● Given task
Reproduce every line of the items below as a numbered list, leaving out any blank lines.

** begin Records supplied **

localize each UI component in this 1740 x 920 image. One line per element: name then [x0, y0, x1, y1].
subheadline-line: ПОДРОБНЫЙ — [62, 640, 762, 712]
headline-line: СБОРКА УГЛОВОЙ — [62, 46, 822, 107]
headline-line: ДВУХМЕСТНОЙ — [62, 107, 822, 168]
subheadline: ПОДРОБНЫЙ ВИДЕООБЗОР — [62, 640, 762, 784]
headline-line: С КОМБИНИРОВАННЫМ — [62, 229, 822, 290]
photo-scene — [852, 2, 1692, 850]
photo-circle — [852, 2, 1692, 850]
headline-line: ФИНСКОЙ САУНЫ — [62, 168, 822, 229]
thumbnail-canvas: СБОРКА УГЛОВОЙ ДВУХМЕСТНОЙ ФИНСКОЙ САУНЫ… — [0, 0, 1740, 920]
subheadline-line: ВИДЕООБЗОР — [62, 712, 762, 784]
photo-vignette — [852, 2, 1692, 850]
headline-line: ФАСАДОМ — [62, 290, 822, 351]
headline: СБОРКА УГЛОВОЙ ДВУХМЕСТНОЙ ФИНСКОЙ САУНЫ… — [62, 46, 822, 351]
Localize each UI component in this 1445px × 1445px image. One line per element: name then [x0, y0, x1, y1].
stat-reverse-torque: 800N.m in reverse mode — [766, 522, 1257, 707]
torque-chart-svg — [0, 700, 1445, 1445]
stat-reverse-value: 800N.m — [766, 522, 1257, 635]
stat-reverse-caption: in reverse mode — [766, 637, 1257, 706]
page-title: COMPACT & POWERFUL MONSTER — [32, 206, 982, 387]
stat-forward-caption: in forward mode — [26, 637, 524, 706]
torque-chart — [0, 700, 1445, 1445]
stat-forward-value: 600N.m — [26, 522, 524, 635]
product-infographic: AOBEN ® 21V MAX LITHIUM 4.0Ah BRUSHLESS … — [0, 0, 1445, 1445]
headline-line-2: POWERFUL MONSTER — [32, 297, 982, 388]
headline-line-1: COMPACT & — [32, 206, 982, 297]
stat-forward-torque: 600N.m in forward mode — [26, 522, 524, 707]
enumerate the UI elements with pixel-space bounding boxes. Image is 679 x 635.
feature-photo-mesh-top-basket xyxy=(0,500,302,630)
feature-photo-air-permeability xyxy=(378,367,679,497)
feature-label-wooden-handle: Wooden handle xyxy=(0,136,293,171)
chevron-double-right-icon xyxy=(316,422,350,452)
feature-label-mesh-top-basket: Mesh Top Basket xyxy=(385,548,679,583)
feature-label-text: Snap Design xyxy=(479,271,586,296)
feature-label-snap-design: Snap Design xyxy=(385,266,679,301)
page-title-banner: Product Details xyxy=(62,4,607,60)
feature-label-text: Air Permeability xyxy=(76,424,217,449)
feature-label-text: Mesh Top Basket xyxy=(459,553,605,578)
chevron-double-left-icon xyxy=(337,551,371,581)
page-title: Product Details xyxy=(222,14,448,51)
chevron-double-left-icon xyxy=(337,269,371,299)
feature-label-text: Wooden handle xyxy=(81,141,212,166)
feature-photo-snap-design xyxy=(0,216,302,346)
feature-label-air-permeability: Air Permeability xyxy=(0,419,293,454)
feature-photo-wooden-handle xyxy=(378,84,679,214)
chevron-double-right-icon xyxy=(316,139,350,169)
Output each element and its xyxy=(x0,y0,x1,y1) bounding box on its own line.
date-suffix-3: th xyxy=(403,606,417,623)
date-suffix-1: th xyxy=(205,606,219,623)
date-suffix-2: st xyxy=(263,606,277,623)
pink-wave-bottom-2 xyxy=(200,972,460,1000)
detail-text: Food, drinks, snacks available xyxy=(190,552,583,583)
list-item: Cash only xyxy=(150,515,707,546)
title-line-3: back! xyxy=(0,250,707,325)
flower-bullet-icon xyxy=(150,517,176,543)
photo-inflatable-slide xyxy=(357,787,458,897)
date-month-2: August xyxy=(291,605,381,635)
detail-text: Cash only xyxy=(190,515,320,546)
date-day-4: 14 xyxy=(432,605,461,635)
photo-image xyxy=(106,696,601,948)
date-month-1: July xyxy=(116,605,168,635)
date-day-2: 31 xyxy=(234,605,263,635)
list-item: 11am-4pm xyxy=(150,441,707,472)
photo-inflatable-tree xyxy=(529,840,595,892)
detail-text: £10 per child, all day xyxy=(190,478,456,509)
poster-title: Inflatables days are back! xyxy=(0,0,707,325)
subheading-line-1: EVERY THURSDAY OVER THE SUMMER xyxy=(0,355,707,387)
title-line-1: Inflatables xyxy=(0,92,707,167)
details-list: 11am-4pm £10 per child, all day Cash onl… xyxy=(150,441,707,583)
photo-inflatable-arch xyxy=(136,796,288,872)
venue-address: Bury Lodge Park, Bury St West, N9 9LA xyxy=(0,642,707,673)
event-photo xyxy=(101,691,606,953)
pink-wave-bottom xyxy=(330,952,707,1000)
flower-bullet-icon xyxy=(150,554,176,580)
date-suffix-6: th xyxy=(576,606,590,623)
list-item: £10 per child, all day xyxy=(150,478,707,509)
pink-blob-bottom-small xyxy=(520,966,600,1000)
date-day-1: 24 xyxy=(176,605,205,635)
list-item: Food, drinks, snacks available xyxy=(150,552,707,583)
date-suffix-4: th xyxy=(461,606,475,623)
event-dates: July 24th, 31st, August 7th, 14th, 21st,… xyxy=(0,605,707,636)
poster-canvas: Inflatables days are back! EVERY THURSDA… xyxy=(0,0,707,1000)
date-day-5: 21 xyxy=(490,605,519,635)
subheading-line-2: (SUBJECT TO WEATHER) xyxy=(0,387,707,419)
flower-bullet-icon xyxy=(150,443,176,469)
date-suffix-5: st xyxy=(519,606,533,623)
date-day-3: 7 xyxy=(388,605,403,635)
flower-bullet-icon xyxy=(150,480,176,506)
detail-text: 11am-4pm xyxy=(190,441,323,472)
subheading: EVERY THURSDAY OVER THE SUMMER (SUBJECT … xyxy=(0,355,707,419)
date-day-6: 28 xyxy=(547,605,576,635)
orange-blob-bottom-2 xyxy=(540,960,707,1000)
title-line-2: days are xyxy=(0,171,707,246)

** end Records supplied **

● Response below
1. localize each UI component in this 1740 x 920 image. One line per element: name then [x0, y0, x1, y1].
2. subheadline-line: ПОДРОБНЫЙ — [62, 640, 762, 712]
3. headline-line: СБОРКА УГЛОВОЙ — [62, 46, 822, 107]
4. headline-line: ДВУХМЕСТНОЙ — [62, 107, 822, 168]
5. subheadline: ПОДРОБНЫЙ ВИДЕООБЗОР — [62, 640, 762, 784]
6. headline-line: С КОМБИНИРОВАННЫМ — [62, 229, 822, 290]
7. photo-scene — [852, 2, 1692, 850]
8. photo-circle — [852, 2, 1692, 850]
9. headline-line: ФИНСКОЙ САУНЫ — [62, 168, 822, 229]
10. thumbnail-canvas: СБОРКА УГЛОВОЙ ДВУХМЕСТНОЙ ФИНСКОЙ САУНЫ… — [0, 0, 1740, 920]
11. subheadline-line: ВИДЕООБЗОР — [62, 712, 762, 784]
12. photo-vignette — [852, 2, 1692, 850]
13. headline-line: ФАСАДОМ — [62, 290, 822, 351]
14. headline: СБОРКА УГЛОВОЙ ДВУХМЕСТНОЙ ФИНСКОЙ САУНЫ… — [62, 46, 822, 351]
15. Localize each UI component in this 1445px × 1445px image. One line per element: name then [x0, y0, x1, y1].
16. stat-reverse-torque: 800N.m in reverse mode — [766, 522, 1257, 707]
17. torque-chart-svg — [0, 700, 1445, 1445]
18. stat-reverse-value: 800N.m — [766, 522, 1257, 635]
19. stat-reverse-caption: in reverse mode — [766, 637, 1257, 706]
20. page-title: COMPACT & POWERFUL MONSTER — [32, 206, 982, 387]
21. stat-forward-caption: in forward mode — [26, 637, 524, 706]
22. torque-chart — [0, 700, 1445, 1445]
23. stat-forward-value: 600N.m — [26, 522, 524, 635]
24. product-infographic: AOBEN ® 21V MAX LITHIUM 4.0Ah BRUSHLESS … — [0, 0, 1445, 1445]
25. headline-line-2: POWERFUL MONSTER — [32, 297, 982, 388]
26. headline-line-1: COMPACT & — [32, 206, 982, 297]
27. stat-forward-torque: 600N.m in forward mode — [26, 522, 524, 707]
28. enumerate the UI elements with pixel-space bounding boxes. Image is 679 x 635.
29. feature-photo-mesh-top-basket xyxy=(0,500,302,630)
30. feature-photo-air-permeability xyxy=(378,367,679,497)
31. feature-label-wooden-handle: Wooden handle xyxy=(0,136,293,171)
32. chevron-double-right-icon xyxy=(316,422,350,452)
33. feature-label-mesh-top-basket: Mesh Top Basket xyxy=(385,548,679,583)
34. feature-label-text: Snap Design xyxy=(479,271,586,296)
35. feature-label-snap-design: Snap Design xyxy=(385,266,679,301)
36. page-title-banner: Product Details xyxy=(62,4,607,60)
37. feature-label-text: Air Permeability xyxy=(76,424,217,449)
38. feature-label-text: Mesh Top Basket xyxy=(459,553,605,578)
39. chevron-double-left-icon xyxy=(337,551,371,581)
40. page-title: Product Details xyxy=(222,14,448,51)
41. chevron-double-left-icon xyxy=(337,269,371,299)
42. feature-label-text: Wooden handle xyxy=(81,141,212,166)
43. feature-photo-snap-design xyxy=(0,216,302,346)
44. feature-label-air-permeability: Air Permeability xyxy=(0,419,293,454)
45. feature-photo-wooden-handle xyxy=(378,84,679,214)
46. chevron-double-right-icon xyxy=(316,139,350,169)
47. Output each element and its xyxy=(x0,y0,x1,y1) bounding box on its own line.
48. date-suffix-3: th xyxy=(403,606,417,623)
49. date-suffix-1: th xyxy=(205,606,219,623)
50. date-suffix-2: st xyxy=(263,606,277,623)
51. pink-wave-bottom-2 xyxy=(200,972,460,1000)
52. detail-text: Food, drinks, snacks available xyxy=(190,552,583,583)
53. list-item: Cash only xyxy=(150,515,707,546)
54. title-line-3: back! xyxy=(0,250,707,325)
55. flower-bullet-icon xyxy=(150,517,176,543)
56. photo-inflatable-slide xyxy=(357,787,458,897)
57. date-month-2: August xyxy=(291,605,381,635)
58. detail-text: Cash only xyxy=(190,515,320,546)
59. date-day-4: 14 xyxy=(432,605,461,635)
60. photo-image xyxy=(106,696,601,948)
61. date-month-1: July xyxy=(116,605,168,635)
62. date-day-2: 31 xyxy=(234,605,263,635)
63. list-item: 11am-4pm xyxy=(150,441,707,472)
64. photo-inflatable-tree xyxy=(529,840,595,892)
65. detail-text: £10 per child, all day xyxy=(190,478,456,509)
66. poster-title: Inflatables days are back! xyxy=(0,0,707,325)
67. subheading-line-1: EVERY THURSDAY OVER THE SUMMER xyxy=(0,355,707,387)
68. title-line-1: Inflatables xyxy=(0,92,707,167)
69. details-list: 11am-4pm £10 per child, all day Cash onl… xyxy=(150,441,707,583)
70. photo-inflatable-arch xyxy=(136,796,288,872)
71. venue-address: Bury Lodge Park, Bury St West, N9 9LA xyxy=(0,642,707,673)
72. event-photo xyxy=(101,691,606,953)
73. pink-wave-bottom xyxy=(330,952,707,1000)
74. flower-bullet-icon xyxy=(150,554,176,580)
75. date-suffix-6: th xyxy=(576,606,590,623)
76. list-item: £10 per child, all day xyxy=(150,478,707,509)
77. pink-blob-bottom-small xyxy=(520,966,600,1000)
78. date-day-1: 24 xyxy=(176,605,205,635)
79. list-item: Food, drinks, snacks available xyxy=(150,552,707,583)
80. date-suffix-4: th xyxy=(461,606,475,623)
81. event-dates: July 24th, 31st, August 7th, 14th, 21st,… xyxy=(0,605,707,636)
82. poster-canvas: Inflatables days are back! EVERY THURSDA… xyxy=(0,0,707,1000)
83. date-day-5: 21 xyxy=(490,605,519,635)
84. subheading-line-2: (SUBJECT TO WEATHER) xyxy=(0,387,707,419)
85. flower-bullet-icon xyxy=(150,443,176,469)
86. date-suffix-5: st xyxy=(519,606,533,623)
87. date-day-3: 7 xyxy=(388,605,403,635)
88. flower-bullet-icon xyxy=(150,480,176,506)
89. detail-text: 11am-4pm xyxy=(190,441,323,472)
90. subheading: EVERY THURSDAY OVER THE SUMMER (SUBJECT … xyxy=(0,355,707,419)
91. date-day-6: 28 xyxy=(547,605,576,635)
92. orange-blob-bottom-2 xyxy=(540,960,707,1000)
93. title-line-2: days are xyxy=(0,171,707,246)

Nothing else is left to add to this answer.